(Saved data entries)
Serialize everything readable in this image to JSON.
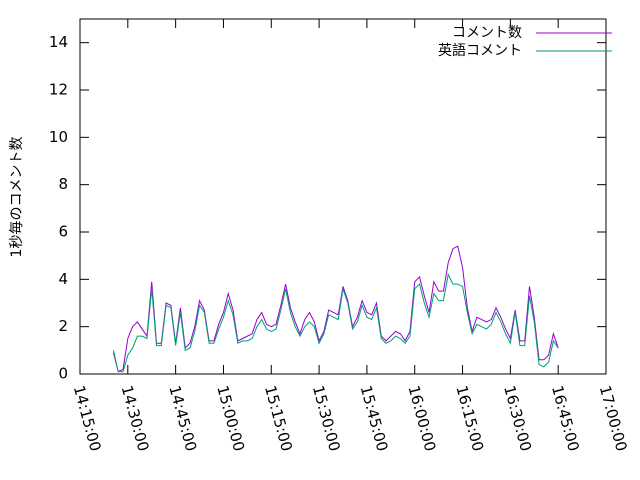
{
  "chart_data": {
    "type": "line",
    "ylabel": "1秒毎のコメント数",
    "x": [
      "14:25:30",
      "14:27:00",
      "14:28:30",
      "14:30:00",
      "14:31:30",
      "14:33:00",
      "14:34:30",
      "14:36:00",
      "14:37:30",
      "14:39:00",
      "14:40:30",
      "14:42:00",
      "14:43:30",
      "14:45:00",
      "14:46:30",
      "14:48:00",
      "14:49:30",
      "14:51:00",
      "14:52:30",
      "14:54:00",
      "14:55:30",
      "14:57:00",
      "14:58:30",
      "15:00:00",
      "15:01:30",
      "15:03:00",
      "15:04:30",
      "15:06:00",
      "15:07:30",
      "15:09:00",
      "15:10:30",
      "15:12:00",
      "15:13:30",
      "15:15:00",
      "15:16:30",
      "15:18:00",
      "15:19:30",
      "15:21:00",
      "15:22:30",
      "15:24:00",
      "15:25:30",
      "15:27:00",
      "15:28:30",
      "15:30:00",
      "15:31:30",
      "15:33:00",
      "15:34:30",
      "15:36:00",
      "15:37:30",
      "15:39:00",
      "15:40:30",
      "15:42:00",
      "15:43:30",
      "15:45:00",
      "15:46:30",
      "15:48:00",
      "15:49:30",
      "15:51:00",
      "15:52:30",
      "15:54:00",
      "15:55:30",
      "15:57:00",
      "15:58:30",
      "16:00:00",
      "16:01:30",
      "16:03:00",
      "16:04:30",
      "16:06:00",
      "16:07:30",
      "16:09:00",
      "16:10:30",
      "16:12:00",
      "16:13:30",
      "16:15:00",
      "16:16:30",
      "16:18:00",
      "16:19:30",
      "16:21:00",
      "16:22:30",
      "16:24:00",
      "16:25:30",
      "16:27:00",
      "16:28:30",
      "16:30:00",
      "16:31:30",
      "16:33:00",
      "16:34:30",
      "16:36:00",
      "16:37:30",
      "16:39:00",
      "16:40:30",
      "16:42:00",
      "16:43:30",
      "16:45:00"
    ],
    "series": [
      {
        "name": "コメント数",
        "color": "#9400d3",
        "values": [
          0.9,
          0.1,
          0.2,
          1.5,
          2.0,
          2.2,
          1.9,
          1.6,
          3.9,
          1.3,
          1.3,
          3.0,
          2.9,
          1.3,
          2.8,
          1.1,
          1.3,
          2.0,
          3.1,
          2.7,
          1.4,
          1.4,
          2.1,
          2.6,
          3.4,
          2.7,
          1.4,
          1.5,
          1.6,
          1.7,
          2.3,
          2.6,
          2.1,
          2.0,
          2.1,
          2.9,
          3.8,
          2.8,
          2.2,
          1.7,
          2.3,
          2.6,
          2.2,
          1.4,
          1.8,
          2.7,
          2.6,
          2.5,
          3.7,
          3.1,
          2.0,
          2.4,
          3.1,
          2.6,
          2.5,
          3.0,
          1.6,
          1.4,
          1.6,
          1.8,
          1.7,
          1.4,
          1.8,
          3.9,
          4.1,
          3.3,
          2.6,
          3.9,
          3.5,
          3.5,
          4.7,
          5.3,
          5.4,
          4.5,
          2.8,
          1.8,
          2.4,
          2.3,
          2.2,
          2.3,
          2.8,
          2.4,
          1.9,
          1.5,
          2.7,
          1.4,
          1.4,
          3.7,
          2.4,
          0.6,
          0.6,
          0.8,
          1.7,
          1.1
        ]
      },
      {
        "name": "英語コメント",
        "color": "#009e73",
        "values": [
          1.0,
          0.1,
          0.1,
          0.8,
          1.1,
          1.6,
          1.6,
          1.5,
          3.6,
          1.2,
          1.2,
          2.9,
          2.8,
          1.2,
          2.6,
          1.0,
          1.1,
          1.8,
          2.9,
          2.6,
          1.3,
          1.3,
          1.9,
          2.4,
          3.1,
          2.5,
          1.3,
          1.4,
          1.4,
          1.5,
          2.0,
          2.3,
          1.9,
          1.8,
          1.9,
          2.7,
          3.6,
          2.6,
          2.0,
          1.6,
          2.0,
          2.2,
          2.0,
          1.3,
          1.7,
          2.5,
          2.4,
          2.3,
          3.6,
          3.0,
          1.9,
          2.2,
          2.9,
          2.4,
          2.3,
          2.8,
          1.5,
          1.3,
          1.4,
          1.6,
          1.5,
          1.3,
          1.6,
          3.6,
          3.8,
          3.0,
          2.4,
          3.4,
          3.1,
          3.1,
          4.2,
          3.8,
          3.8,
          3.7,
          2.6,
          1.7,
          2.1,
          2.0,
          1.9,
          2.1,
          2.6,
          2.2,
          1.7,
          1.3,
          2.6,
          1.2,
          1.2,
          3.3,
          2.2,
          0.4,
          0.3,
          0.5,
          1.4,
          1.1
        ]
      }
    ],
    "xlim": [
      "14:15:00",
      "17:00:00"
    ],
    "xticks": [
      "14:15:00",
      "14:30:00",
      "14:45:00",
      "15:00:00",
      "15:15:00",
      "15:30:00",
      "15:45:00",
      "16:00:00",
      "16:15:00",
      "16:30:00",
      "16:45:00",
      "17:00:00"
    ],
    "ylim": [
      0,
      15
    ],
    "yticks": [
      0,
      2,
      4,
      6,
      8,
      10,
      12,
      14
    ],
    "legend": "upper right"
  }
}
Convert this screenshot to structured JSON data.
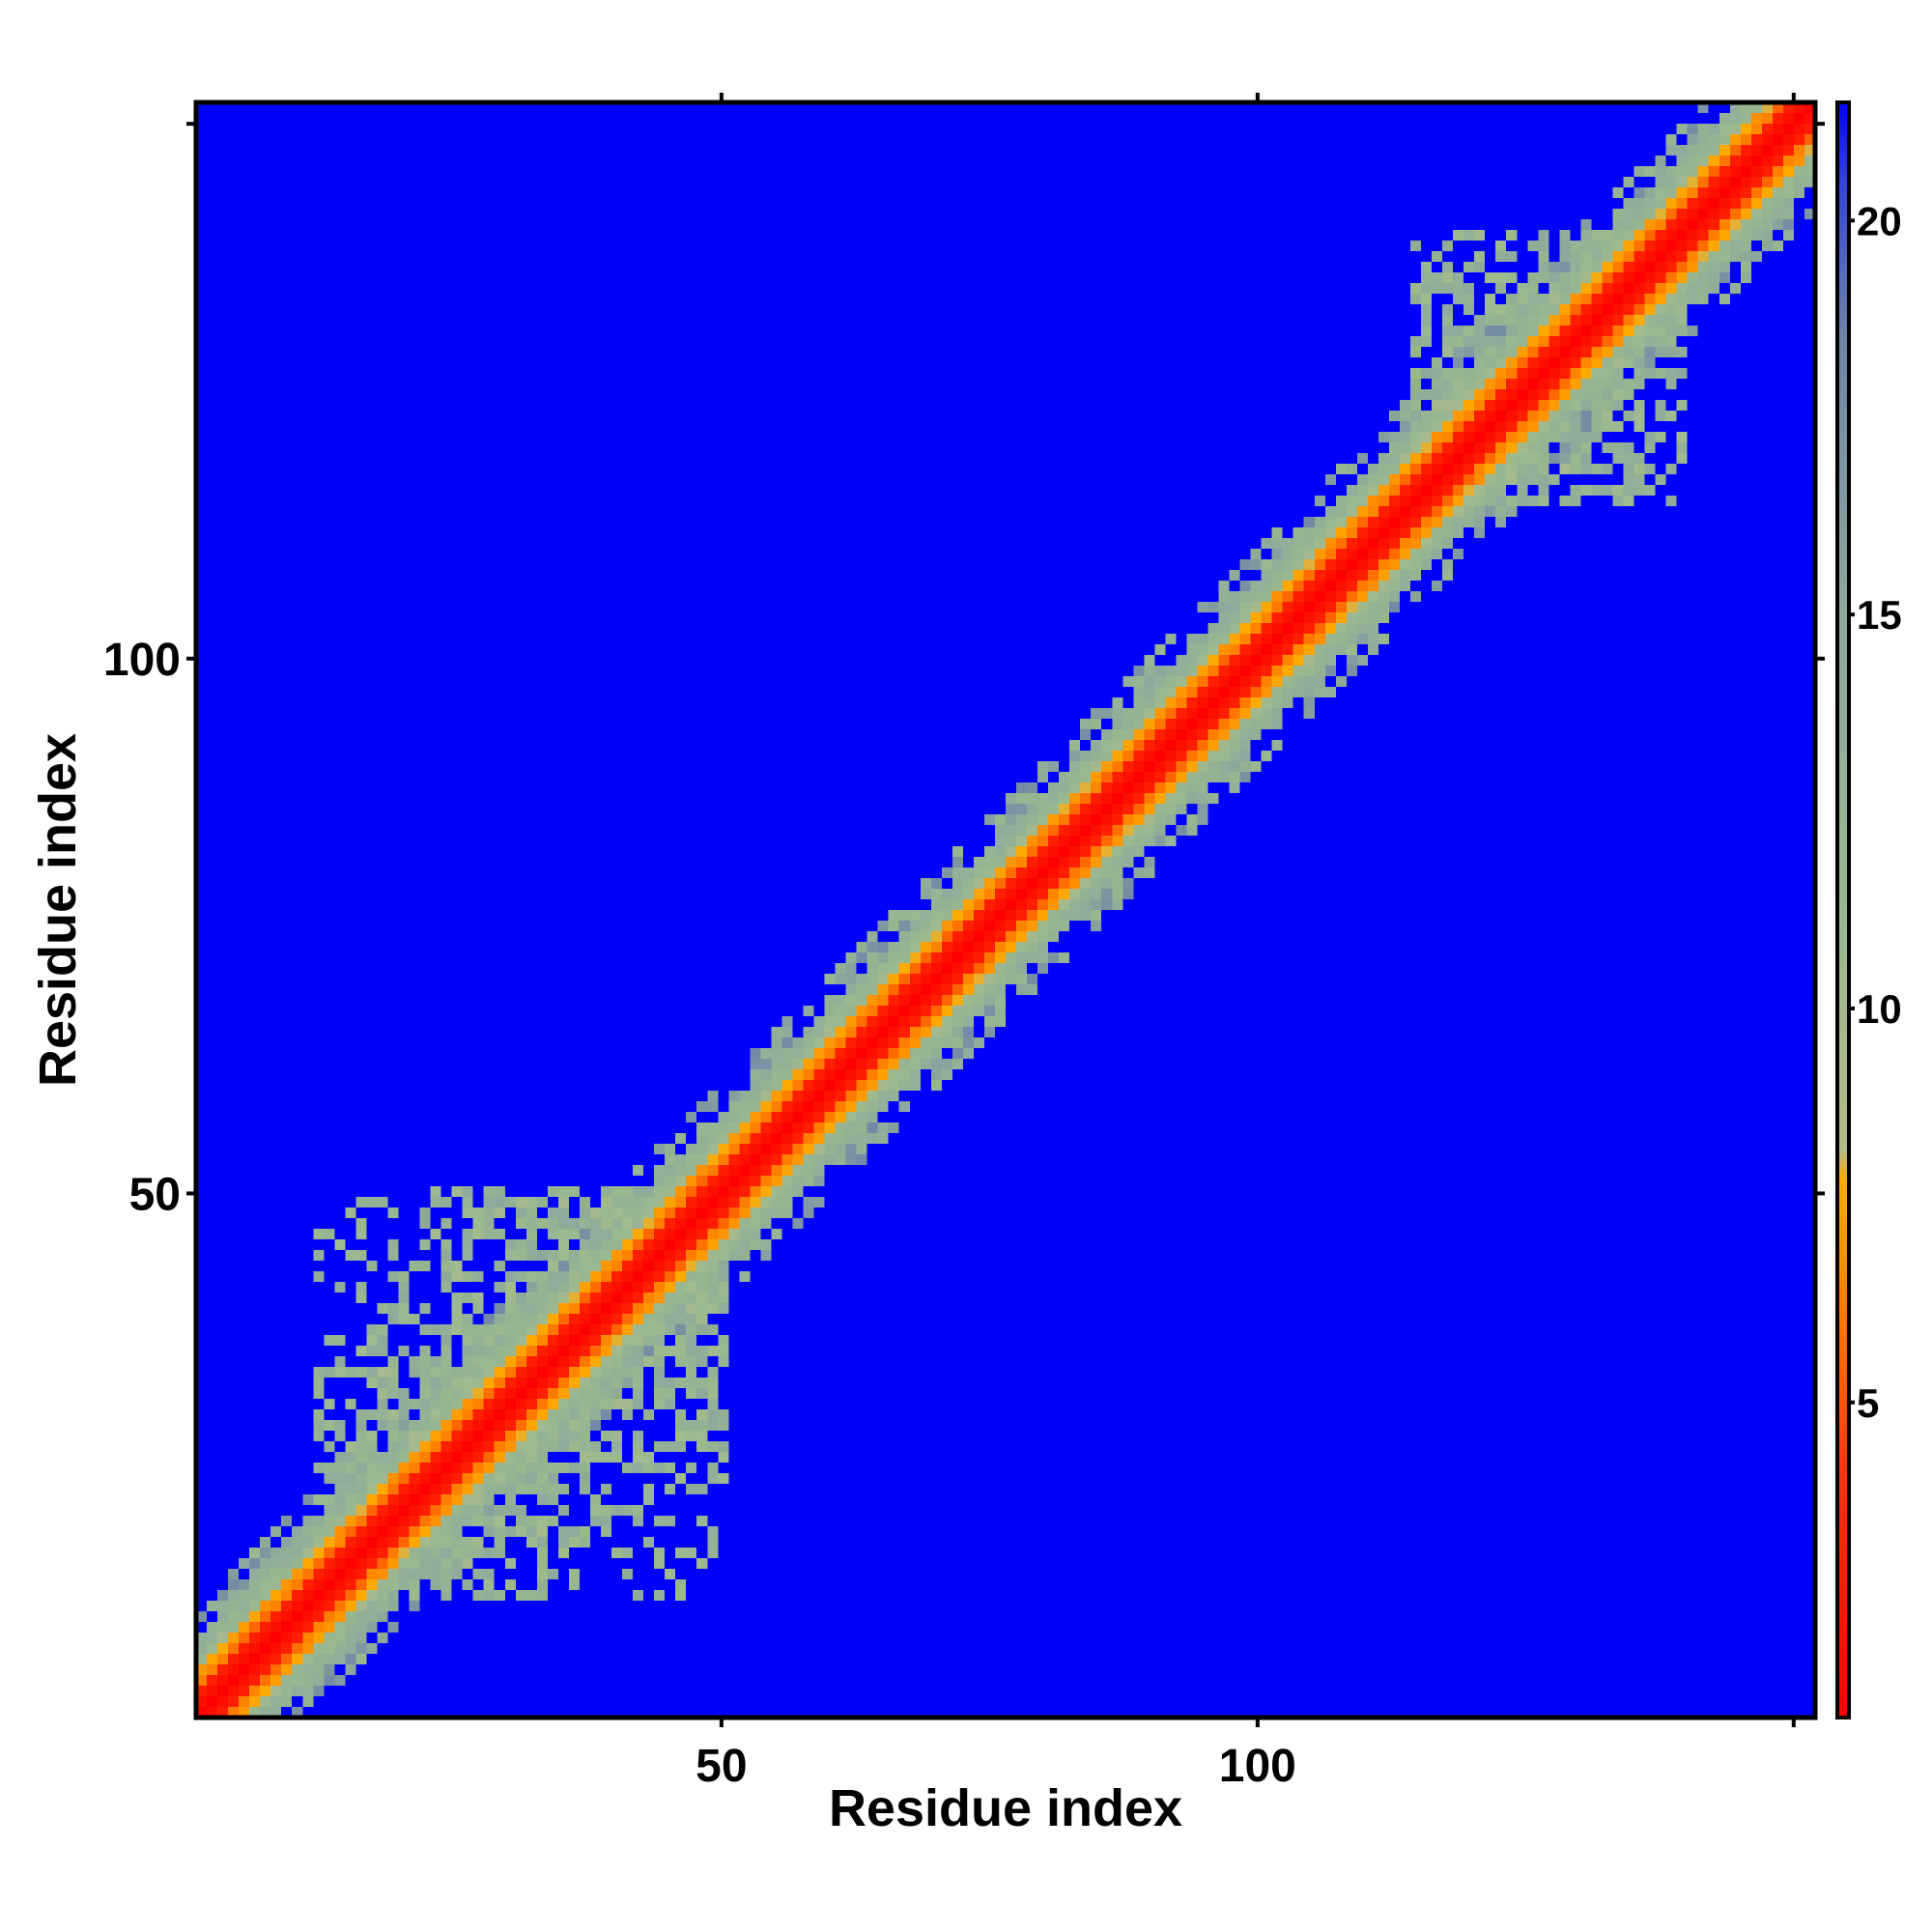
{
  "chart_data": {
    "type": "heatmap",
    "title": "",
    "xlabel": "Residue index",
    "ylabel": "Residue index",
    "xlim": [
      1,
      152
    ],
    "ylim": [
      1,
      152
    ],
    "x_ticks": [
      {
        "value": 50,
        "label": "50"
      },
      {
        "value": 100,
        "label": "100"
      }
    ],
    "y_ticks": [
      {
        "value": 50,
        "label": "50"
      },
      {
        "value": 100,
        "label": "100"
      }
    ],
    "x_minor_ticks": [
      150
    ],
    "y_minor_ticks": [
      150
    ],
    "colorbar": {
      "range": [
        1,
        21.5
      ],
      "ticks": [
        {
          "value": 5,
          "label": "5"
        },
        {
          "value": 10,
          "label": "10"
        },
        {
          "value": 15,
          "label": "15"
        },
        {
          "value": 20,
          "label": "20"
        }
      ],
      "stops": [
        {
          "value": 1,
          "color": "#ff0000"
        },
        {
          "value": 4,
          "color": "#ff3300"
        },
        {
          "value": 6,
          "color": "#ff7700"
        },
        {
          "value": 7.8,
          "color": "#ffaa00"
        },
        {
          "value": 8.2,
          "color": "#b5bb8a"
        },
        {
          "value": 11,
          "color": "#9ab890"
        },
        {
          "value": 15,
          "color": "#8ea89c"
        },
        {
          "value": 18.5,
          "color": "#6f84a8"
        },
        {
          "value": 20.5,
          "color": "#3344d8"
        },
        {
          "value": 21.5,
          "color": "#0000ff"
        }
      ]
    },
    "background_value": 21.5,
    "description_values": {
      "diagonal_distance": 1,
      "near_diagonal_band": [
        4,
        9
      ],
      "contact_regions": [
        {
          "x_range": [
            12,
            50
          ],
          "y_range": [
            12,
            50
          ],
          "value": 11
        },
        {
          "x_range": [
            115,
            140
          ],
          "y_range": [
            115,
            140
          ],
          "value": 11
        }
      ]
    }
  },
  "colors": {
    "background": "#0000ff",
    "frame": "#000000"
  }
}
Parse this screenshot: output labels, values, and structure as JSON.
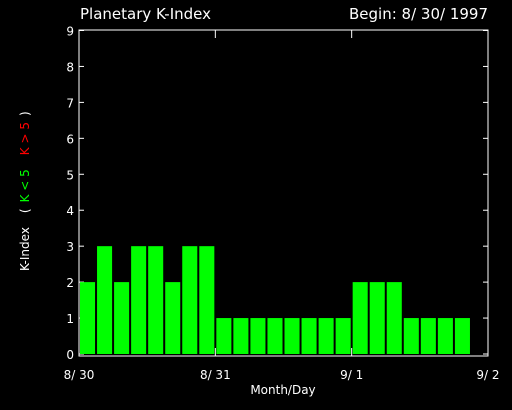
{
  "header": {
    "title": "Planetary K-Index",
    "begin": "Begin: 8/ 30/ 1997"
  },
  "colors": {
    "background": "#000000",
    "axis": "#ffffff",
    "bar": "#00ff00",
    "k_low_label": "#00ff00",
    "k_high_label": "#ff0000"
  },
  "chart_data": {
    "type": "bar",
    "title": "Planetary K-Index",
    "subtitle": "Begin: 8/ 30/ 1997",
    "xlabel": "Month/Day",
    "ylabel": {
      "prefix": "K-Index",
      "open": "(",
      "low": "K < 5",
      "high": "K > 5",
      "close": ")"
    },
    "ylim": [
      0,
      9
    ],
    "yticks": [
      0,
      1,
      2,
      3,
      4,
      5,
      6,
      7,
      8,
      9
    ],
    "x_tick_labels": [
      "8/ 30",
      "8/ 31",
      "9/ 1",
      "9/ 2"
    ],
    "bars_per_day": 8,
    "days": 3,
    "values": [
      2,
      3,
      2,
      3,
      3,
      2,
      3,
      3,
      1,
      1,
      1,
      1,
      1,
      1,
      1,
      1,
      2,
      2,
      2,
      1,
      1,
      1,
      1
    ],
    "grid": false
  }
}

Required task
Find the line that contains "Parse this screenshot: output", then write out that line and every line after it through the end of the records, exactly. Leave the pictures out.

Task response
Parse this screenshot: output labels, values, and structure as JSON.
{
  "header": {
    "title": "Planetary K-Index",
    "begin": "Begin: 8/ 30/ 1997"
  },
  "colors": {
    "background": "#000000",
    "axis": "#ffffff",
    "bar": "#00ff00",
    "k_low_label": "#00ff00",
    "k_high_label": "#ff0000"
  },
  "chart_data": {
    "type": "bar",
    "title": "Planetary K-Index",
    "subtitle": "Begin: 8/ 30/ 1997",
    "xlabel": "Month/Day",
    "ylabel": {
      "prefix": "K-Index",
      "open": "(",
      "low": "K < 5",
      "high": "K > 5",
      "close": ")"
    },
    "ylim": [
      0,
      9
    ],
    "yticks": [
      0,
      1,
      2,
      3,
      4,
      5,
      6,
      7,
      8,
      9
    ],
    "x_tick_labels": [
      "8/ 30",
      "8/ 31",
      "9/ 1",
      "9/ 2"
    ],
    "bars_per_day": 8,
    "days": 3,
    "values": [
      2,
      3,
      2,
      3,
      3,
      2,
      3,
      3,
      1,
      1,
      1,
      1,
      1,
      1,
      1,
      1,
      2,
      2,
      2,
      1,
      1,
      1,
      1
    ],
    "grid": false
  }
}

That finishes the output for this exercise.